Working data.

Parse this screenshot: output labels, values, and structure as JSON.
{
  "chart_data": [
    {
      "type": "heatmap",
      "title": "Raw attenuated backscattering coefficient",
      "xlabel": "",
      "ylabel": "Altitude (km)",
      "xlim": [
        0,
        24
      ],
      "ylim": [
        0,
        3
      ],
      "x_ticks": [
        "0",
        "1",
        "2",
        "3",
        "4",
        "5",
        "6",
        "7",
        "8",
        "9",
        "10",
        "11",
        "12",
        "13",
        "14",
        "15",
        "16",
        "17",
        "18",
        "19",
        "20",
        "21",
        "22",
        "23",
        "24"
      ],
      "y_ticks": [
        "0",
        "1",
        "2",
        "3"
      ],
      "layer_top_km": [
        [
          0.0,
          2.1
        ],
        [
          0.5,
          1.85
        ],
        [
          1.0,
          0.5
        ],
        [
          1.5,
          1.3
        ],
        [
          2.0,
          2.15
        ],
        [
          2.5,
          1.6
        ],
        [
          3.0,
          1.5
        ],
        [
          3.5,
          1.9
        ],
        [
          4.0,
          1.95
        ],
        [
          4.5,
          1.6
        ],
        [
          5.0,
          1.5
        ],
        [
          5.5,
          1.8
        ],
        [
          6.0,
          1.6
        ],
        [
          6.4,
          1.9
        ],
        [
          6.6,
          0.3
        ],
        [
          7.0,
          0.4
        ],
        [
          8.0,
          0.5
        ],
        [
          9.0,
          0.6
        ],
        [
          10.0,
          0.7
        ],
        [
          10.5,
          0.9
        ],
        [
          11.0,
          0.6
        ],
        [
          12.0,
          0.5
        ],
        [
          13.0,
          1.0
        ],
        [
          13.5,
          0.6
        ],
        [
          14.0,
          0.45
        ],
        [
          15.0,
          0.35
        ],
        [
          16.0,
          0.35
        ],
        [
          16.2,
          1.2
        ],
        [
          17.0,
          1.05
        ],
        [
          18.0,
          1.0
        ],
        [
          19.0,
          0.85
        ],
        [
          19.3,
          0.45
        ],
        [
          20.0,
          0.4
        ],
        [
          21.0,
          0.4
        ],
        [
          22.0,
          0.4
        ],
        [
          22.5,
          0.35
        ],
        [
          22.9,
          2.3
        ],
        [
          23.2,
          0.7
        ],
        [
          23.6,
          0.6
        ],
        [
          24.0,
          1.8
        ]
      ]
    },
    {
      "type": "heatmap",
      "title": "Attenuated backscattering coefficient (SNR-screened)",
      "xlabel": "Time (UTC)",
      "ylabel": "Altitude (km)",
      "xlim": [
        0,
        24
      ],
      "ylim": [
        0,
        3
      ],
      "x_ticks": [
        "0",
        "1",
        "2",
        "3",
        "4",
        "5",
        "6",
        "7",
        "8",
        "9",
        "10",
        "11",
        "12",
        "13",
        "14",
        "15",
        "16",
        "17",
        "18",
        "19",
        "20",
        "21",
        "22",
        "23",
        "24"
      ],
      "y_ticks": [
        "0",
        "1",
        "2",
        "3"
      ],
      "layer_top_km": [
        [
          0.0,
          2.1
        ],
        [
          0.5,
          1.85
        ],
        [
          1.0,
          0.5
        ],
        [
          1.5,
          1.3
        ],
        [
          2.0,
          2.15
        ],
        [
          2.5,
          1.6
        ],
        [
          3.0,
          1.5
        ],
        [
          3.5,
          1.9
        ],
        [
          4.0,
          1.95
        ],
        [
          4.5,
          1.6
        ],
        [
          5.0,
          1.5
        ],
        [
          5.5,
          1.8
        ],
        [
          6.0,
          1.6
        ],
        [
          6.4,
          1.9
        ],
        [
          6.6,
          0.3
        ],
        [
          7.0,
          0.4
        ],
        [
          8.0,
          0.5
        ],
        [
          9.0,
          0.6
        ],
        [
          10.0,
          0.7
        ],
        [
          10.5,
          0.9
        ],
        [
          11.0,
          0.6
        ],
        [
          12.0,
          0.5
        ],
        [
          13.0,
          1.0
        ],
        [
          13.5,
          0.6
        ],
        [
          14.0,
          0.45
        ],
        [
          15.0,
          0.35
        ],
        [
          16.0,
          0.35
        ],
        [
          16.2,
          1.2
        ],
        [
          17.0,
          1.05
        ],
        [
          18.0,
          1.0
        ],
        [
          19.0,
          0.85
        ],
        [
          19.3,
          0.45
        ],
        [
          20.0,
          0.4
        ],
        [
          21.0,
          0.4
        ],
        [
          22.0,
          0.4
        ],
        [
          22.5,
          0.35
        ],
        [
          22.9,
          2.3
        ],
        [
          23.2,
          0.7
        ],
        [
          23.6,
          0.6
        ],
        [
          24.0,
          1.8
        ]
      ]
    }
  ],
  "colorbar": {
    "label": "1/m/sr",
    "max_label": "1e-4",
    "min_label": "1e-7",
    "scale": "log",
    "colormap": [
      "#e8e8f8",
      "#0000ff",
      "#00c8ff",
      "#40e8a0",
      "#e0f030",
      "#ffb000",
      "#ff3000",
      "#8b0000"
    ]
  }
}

Aim. Extract each entry in full and write it down exactly.

Problem solution.
Parse this screenshot: output labels, values, and structure as JSON.
{
  "chart_data": [
    {
      "type": "heatmap",
      "title": "Raw attenuated backscattering coefficient",
      "xlabel": "",
      "ylabel": "Altitude (km)",
      "xlim": [
        0,
        24
      ],
      "ylim": [
        0,
        3
      ],
      "x_ticks": [
        "0",
        "1",
        "2",
        "3",
        "4",
        "5",
        "6",
        "7",
        "8",
        "9",
        "10",
        "11",
        "12",
        "13",
        "14",
        "15",
        "16",
        "17",
        "18",
        "19",
        "20",
        "21",
        "22",
        "23",
        "24"
      ],
      "y_ticks": [
        "0",
        "1",
        "2",
        "3"
      ],
      "layer_top_km": [
        [
          0.0,
          2.1
        ],
        [
          0.5,
          1.85
        ],
        [
          1.0,
          0.5
        ],
        [
          1.5,
          1.3
        ],
        [
          2.0,
          2.15
        ],
        [
          2.5,
          1.6
        ],
        [
          3.0,
          1.5
        ],
        [
          3.5,
          1.9
        ],
        [
          4.0,
          1.95
        ],
        [
          4.5,
          1.6
        ],
        [
          5.0,
          1.5
        ],
        [
          5.5,
          1.8
        ],
        [
          6.0,
          1.6
        ],
        [
          6.4,
          1.9
        ],
        [
          6.6,
          0.3
        ],
        [
          7.0,
          0.4
        ],
        [
          8.0,
          0.5
        ],
        [
          9.0,
          0.6
        ],
        [
          10.0,
          0.7
        ],
        [
          10.5,
          0.9
        ],
        [
          11.0,
          0.6
        ],
        [
          12.0,
          0.5
        ],
        [
          13.0,
          1.0
        ],
        [
          13.5,
          0.6
        ],
        [
          14.0,
          0.45
        ],
        [
          15.0,
          0.35
        ],
        [
          16.0,
          0.35
        ],
        [
          16.2,
          1.2
        ],
        [
          17.0,
          1.05
        ],
        [
          18.0,
          1.0
        ],
        [
          19.0,
          0.85
        ],
        [
          19.3,
          0.45
        ],
        [
          20.0,
          0.4
        ],
        [
          21.0,
          0.4
        ],
        [
          22.0,
          0.4
        ],
        [
          22.5,
          0.35
        ],
        [
          22.9,
          2.3
        ],
        [
          23.2,
          0.7
        ],
        [
          23.6,
          0.6
        ],
        [
          24.0,
          1.8
        ]
      ]
    },
    {
      "type": "heatmap",
      "title": "Attenuated backscattering coefficient (SNR-screened)",
      "xlabel": "Time (UTC)",
      "ylabel": "Altitude (km)",
      "xlim": [
        0,
        24
      ],
      "ylim": [
        0,
        3
      ],
      "x_ticks": [
        "0",
        "1",
        "2",
        "3",
        "4",
        "5",
        "6",
        "7",
        "8",
        "9",
        "10",
        "11",
        "12",
        "13",
        "14",
        "15",
        "16",
        "17",
        "18",
        "19",
        "20",
        "21",
        "22",
        "23",
        "24"
      ],
      "y_ticks": [
        "0",
        "1",
        "2",
        "3"
      ],
      "layer_top_km": [
        [
          0.0,
          2.1
        ],
        [
          0.5,
          1.85
        ],
        [
          1.0,
          0.5
        ],
        [
          1.5,
          1.3
        ],
        [
          2.0,
          2.15
        ],
        [
          2.5,
          1.6
        ],
        [
          3.0,
          1.5
        ],
        [
          3.5,
          1.9
        ],
        [
          4.0,
          1.95
        ],
        [
          4.5,
          1.6
        ],
        [
          5.0,
          1.5
        ],
        [
          5.5,
          1.8
        ],
        [
          6.0,
          1.6
        ],
        [
          6.4,
          1.9
        ],
        [
          6.6,
          0.3
        ],
        [
          7.0,
          0.4
        ],
        [
          8.0,
          0.5
        ],
        [
          9.0,
          0.6
        ],
        [
          10.0,
          0.7
        ],
        [
          10.5,
          0.9
        ],
        [
          11.0,
          0.6
        ],
        [
          12.0,
          0.5
        ],
        [
          13.0,
          1.0
        ],
        [
          13.5,
          0.6
        ],
        [
          14.0,
          0.45
        ],
        [
          15.0,
          0.35
        ],
        [
          16.0,
          0.35
        ],
        [
          16.2,
          1.2
        ],
        [
          17.0,
          1.05
        ],
        [
          18.0,
          1.0
        ],
        [
          19.0,
          0.85
        ],
        [
          19.3,
          0.45
        ],
        [
          20.0,
          0.4
        ],
        [
          21.0,
          0.4
        ],
        [
          22.0,
          0.4
        ],
        [
          22.5,
          0.35
        ],
        [
          22.9,
          2.3
        ],
        [
          23.2,
          0.7
        ],
        [
          23.6,
          0.6
        ],
        [
          24.0,
          1.8
        ]
      ]
    }
  ],
  "colorbar": {
    "label": "1/m/sr",
    "max_label": "1e-4",
    "min_label": "1e-7",
    "scale": "log",
    "colormap": [
      "#e8e8f8",
      "#0000ff",
      "#00c8ff",
      "#40e8a0",
      "#e0f030",
      "#ffb000",
      "#ff3000",
      "#8b0000"
    ]
  }
}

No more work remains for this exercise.